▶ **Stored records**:
************

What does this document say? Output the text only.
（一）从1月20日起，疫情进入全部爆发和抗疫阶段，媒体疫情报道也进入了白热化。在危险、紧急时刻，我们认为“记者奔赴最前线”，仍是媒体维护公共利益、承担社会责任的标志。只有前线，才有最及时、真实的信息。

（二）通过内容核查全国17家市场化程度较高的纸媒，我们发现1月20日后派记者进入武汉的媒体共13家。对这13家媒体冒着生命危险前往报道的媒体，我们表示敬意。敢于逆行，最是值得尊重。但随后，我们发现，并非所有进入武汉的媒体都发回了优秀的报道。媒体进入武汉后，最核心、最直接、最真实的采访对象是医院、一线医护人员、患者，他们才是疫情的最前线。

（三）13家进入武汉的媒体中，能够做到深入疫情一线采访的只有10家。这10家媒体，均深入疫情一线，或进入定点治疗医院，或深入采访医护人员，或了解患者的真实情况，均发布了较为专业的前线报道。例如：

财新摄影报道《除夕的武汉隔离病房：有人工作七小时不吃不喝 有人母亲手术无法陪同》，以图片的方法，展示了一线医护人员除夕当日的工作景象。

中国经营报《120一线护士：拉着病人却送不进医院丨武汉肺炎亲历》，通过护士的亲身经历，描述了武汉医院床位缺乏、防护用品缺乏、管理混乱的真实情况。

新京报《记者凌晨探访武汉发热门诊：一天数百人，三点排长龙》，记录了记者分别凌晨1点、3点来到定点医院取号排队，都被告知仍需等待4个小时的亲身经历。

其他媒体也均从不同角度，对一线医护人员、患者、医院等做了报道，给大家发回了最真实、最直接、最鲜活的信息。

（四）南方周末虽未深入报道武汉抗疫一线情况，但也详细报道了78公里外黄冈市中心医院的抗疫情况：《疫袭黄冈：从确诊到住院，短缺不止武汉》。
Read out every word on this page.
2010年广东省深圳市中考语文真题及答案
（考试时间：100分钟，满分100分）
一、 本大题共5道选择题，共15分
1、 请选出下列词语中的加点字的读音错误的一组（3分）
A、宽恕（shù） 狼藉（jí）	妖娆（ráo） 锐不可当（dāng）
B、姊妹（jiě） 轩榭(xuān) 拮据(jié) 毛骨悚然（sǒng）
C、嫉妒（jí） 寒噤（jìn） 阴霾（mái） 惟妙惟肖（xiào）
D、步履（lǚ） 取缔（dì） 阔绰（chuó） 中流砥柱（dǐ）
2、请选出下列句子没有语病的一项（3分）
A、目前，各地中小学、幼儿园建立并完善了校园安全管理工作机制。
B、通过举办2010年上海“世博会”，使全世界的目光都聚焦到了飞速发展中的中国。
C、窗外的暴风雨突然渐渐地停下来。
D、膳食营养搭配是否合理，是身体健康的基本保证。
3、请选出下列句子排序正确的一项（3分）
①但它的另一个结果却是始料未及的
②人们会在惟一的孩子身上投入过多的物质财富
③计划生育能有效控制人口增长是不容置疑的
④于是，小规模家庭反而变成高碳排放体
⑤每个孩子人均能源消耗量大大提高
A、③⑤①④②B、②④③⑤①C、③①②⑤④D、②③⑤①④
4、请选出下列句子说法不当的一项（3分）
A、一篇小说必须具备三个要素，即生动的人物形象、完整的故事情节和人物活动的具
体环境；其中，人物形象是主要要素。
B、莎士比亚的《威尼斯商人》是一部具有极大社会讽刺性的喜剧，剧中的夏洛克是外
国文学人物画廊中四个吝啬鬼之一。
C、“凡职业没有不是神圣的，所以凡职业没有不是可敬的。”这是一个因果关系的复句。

************

▶ **Objective**: All of the data shown above must be copied exactly.

▶ **Answer for the task**:
What does this document say? Output the text only.
（一）从1月20日起，疫情进入全部爆发和抗疫阶段，媒体疫情报道也进入了白热化。在危险、紧急时刻，我们认为“记者奔赴最前线”，仍是媒体维护公共利益、承担社会责任的标志。只有前线，才有最及时、真实的信息。

（二）通过内容核查全国17家市场化程度较高的纸媒，我们发现1月20日后派记者进入武汉的媒体共13家。对这13家媒体冒着生命危险前往报道的媒体，我们表示敬意。敢于逆行，最是值得尊重。但随后，我们发现，并非所有进入武汉的媒体都发回了优秀的报道。媒体进入武汉后，最核心、最直接、最真实的采访对象是医院、一线医护人员、患者，他们才是疫情的最前线。

（三）13家进入武汉的媒体中，能够做到深入疫情一线采访的只有10家。这10家媒体，均深入疫情一线，或进入定点治疗医院，或深入采访医护人员，或了解患者的真实情况，均发布了较为专业的前线报道。例如：

财新摄影报道《除夕的武汉隔离病房：有人工作七小时不吃不喝 有人母亲手术无法陪同》，以图片的方法，展示了一线医护人员除夕当日的工作景象。

中国经营报《120一线护士：拉着病人却送不进医院丨武汉肺炎亲历》，通过护士的亲身经历，描述了武汉医院床位缺乏、防护用品缺乏、管理混乱的真实情况。

新京报《记者凌晨探访武汉发热门诊：一天数百人，三点排长龙》，记录了记者分别凌晨1点、3点来到定点医院取号排队，都被告知仍需等待4个小时的亲身经历。

其他媒体也均从不同角度，对一线医护人员、患者、医院等做了报道，给大家发回了最真实、最直接、最鲜活的信息。

（四）南方周末虽未深入报道武汉抗疫一线情况，但也详细报道了78公里外黄冈市中心医院的抗疫情况：《疫袭黄冈：从确诊到住院，短缺不止武汉》。
Read out every word on this page.
2010年广东省深圳市中考语文真题及答案
（考试时间：100分钟，满分100分）
一、 本大题共5道选择题，共15分
1、 请选出下列词语中的加点字的读音错误的一组（3分）
A、宽恕（shù） 狼藉（jí）	妖娆（ráo） 锐不可当（dāng）
B、姊妹（jiě） 轩榭(xuān) 拮据(jié) 毛骨悚然（sǒng）
C、嫉妒（jí） 寒噤（jìn） 阴霾（mái） 惟妙惟肖（xiào）
D、步履（lǚ） 取缔（dì） 阔绰（chuó） 中流砥柱（dǐ）
2、请选出下列句子没有语病的一项（3分）
A、目前，各地中小学、幼儿园建立并完善了校园安全管理工作机制。
B、通过举办2010年上海“世博会”，使全世界的目光都聚焦到了飞速发展中的中国。
C、窗外的暴风雨突然渐渐地停下来。
D、膳食营养搭配是否合理，是身体健康的基本保证。
3、请选出下列句子排序正确的一项（3分）
①但它的另一个结果却是始料未及的
②人们会在惟一的孩子身上投入过多的物质财富
③计划生育能有效控制人口增长是不容置疑的
④于是，小规模家庭反而变成高碳排放体
⑤每个孩子人均能源消耗量大大提高
A、③⑤①④②B、②④③⑤①C、③①②⑤④D、②③⑤①④
4、请选出下列句子说法不当的一项（3分）
A、一篇小说必须具备三个要素，即生动的人物形象、完整的故事情节和人物活动的具
体环境；其中，人物形象是主要要素。
B、莎士比亚的《威尼斯商人》是一部具有极大社会讽刺性的喜剧，剧中的夏洛克是外
国文学人物画廊中四个吝啬鬼之一。
C、“凡职业没有不是神圣的，所以凡职业没有不是可敬的。”这是一个因果关系的复句。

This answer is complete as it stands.